#### Dataset ####

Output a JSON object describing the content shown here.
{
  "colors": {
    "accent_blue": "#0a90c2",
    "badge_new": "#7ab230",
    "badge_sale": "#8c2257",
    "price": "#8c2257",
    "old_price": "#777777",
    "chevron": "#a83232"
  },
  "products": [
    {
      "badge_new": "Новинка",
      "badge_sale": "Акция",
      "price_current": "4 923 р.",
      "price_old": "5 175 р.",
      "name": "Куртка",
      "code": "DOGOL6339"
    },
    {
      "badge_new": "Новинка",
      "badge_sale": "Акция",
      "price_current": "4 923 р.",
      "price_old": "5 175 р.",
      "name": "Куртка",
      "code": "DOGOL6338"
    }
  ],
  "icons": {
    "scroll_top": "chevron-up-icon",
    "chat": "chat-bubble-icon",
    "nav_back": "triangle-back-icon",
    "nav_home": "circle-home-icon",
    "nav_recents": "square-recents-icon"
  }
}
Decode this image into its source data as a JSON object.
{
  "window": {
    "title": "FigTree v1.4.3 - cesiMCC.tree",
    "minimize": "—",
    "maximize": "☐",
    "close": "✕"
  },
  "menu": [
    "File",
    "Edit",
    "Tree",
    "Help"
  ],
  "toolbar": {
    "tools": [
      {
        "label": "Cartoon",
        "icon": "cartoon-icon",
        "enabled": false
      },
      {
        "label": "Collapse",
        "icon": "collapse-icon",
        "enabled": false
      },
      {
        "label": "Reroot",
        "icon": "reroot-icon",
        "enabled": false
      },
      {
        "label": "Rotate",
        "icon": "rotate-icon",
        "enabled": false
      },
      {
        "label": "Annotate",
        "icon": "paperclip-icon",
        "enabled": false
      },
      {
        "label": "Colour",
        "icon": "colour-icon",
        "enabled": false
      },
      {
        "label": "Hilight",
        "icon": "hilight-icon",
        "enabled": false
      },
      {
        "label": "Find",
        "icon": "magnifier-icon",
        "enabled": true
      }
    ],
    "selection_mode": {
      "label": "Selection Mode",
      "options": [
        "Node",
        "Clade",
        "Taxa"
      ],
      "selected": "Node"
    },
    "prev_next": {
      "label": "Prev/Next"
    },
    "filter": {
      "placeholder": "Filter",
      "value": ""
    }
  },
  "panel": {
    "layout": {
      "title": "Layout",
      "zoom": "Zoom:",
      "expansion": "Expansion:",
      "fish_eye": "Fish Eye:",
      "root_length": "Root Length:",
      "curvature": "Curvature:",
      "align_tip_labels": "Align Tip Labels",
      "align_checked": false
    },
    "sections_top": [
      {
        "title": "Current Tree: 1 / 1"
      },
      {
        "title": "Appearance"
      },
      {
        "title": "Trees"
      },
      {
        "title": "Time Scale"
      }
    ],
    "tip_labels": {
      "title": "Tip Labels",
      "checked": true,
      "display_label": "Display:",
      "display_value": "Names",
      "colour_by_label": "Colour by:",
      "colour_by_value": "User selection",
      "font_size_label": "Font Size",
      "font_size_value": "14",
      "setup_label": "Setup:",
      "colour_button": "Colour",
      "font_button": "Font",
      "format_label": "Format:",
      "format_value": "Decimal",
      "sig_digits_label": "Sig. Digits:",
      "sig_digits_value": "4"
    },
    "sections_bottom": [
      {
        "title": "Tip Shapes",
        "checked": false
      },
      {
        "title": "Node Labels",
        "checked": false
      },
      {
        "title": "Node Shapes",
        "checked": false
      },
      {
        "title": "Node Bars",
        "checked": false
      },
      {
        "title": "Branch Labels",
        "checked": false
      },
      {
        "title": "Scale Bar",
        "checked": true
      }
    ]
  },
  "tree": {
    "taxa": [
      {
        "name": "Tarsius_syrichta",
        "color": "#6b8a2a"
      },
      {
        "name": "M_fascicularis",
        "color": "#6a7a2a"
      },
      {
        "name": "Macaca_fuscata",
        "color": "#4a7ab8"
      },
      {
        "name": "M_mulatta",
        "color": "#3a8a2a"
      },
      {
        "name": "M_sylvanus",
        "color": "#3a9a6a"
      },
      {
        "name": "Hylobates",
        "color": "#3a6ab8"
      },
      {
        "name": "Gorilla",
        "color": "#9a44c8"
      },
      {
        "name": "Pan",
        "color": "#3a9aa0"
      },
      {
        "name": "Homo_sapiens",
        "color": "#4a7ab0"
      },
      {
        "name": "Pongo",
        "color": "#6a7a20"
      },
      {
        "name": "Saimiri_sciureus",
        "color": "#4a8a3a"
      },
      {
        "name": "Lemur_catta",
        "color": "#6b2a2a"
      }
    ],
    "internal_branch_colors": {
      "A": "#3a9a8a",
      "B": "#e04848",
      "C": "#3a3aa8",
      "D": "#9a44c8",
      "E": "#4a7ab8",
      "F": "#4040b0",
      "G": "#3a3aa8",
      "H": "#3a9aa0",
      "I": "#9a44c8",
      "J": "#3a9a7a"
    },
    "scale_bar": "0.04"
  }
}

####

The entries above should be repeated exactly, every one of them.

Output a JSON object describing the content shown here.
{
  "colors": {
    "accent_blue": "#0a90c2",
    "badge_new": "#7ab230",
    "badge_sale": "#8c2257",
    "price": "#8c2257",
    "old_price": "#777777",
    "chevron": "#a83232"
  },
  "products": [
    {
      "badge_new": "Новинка",
      "badge_sale": "Акция",
      "price_current": "4 923 р.",
      "price_old": "5 175 р.",
      "name": "Куртка",
      "code": "DOGOL6339"
    },
    {
      "badge_new": "Новинка",
      "badge_sale": "Акция",
      "price_current": "4 923 р.",
      "price_old": "5 175 р.",
      "name": "Куртка",
      "code": "DOGOL6338"
    }
  ],
  "icons": {
    "scroll_top": "chevron-up-icon",
    "chat": "chat-bubble-icon",
    "nav_back": "triangle-back-icon",
    "nav_home": "circle-home-icon",
    "nav_recents": "square-recents-icon"
  }
}
Decode this image into its source data as a JSON object.
{
  "window": {
    "title": "FigTree v1.4.3 - cesiMCC.tree",
    "minimize": "—",
    "maximize": "☐",
    "close": "✕"
  },
  "menu": [
    "File",
    "Edit",
    "Tree",
    "Help"
  ],
  "toolbar": {
    "tools": [
      {
        "label": "Cartoon",
        "icon": "cartoon-icon",
        "enabled": false
      },
      {
        "label": "Collapse",
        "icon": "collapse-icon",
        "enabled": false
      },
      {
        "label": "Reroot",
        "icon": "reroot-icon",
        "enabled": false
      },
      {
        "label": "Rotate",
        "icon": "rotate-icon",
        "enabled": false
      },
      {
        "label": "Annotate",
        "icon": "paperclip-icon",
        "enabled": false
      },
      {
        "label": "Colour",
        "icon": "colour-icon",
        "enabled": false
      },
      {
        "label": "Hilight",
        "icon": "hilight-icon",
        "enabled": false
      },
      {
        "label": "Find",
        "icon": "magnifier-icon",
        "enabled": true
      }
    ],
    "selection_mode": {
      "label": "Selection Mode",
      "options": [
        "Node",
        "Clade",
        "Taxa"
      ],
      "selected": "Node"
    },
    "prev_next": {
      "label": "Prev/Next"
    },
    "filter": {
      "placeholder": "Filter",
      "value": ""
    }
  },
  "panel": {
    "layout": {
      "title": "Layout",
      "zoom": "Zoom:",
      "expansion": "Expansion:",
      "fish_eye": "Fish Eye:",
      "root_length": "Root Length:",
      "curvature": "Curvature:",
      "align_tip_labels": "Align Tip Labels",
      "align_checked": false
    },
    "sections_top": [
      {
        "title": "Current Tree: 1 / 1"
      },
      {
        "title": "Appearance"
      },
      {
        "title": "Trees"
      },
      {
        "title": "Time Scale"
      }
    ],
    "tip_labels": {
      "title": "Tip Labels",
      "checked": true,
      "display_label": "Display:",
      "display_value": "Names",
      "colour_by_label": "Colour by:",
      "colour_by_value": "User selection",
      "font_size_label": "Font Size",
      "font_size_value": "14",
      "setup_label": "Setup:",
      "colour_button": "Colour",
      "font_button": "Font",
      "format_label": "Format:",
      "format_value": "Decimal",
      "sig_digits_label": "Sig. Digits:",
      "sig_digits_value": "4"
    },
    "sections_bottom": [
      {
        "title": "Tip Shapes",
        "checked": false
      },
      {
        "title": "Node Labels",
        "checked": false
      },
      {
        "title": "Node Shapes",
        "checked": false
      },
      {
        "title": "Node Bars",
        "checked": false
      },
      {
        "title": "Branch Labels",
        "checked": false
      },
      {
        "title": "Scale Bar",
        "checked": true
      }
    ]
  },
  "tree": {
    "taxa": [
      {
        "name": "Tarsius_syrichta",
        "color": "#6b8a2a"
      },
      {
        "name": "M_fascicularis",
        "color": "#6a7a2a"
      },
      {
        "name": "Macaca_fuscata",
        "color": "#4a7ab8"
      },
      {
        "name": "M_mulatta",
        "color": "#3a8a2a"
      },
      {
        "name": "M_sylvanus",
        "color": "#3a9a6a"
      },
      {
        "name": "Hylobates",
        "color": "#3a6ab8"
      },
      {
        "name": "Gorilla",
        "color": "#9a44c8"
      },
      {
        "name": "Pan",
        "color": "#3a9aa0"
      },
      {
        "name": "Homo_sapiens",
        "color": "#4a7ab0"
      },
      {
        "name": "Pongo",
        "color": "#6a7a20"
      },
      {
        "name": "Saimiri_sciureus",
        "color": "#4a8a3a"
      },
      {
        "name": "Lemur_catta",
        "color": "#6b2a2a"
      }
    ],
    "internal_branch_colors": {
      "A": "#3a9a8a",
      "B": "#e04848",
      "C": "#3a3aa8",
      "D": "#9a44c8",
      "E": "#4a7ab8",
      "F": "#4040b0",
      "G": "#3a3aa8",
      "H": "#3a9aa0",
      "I": "#9a44c8",
      "J": "#3a9a7a"
    },
    "scale_bar": "0.04"
  }
}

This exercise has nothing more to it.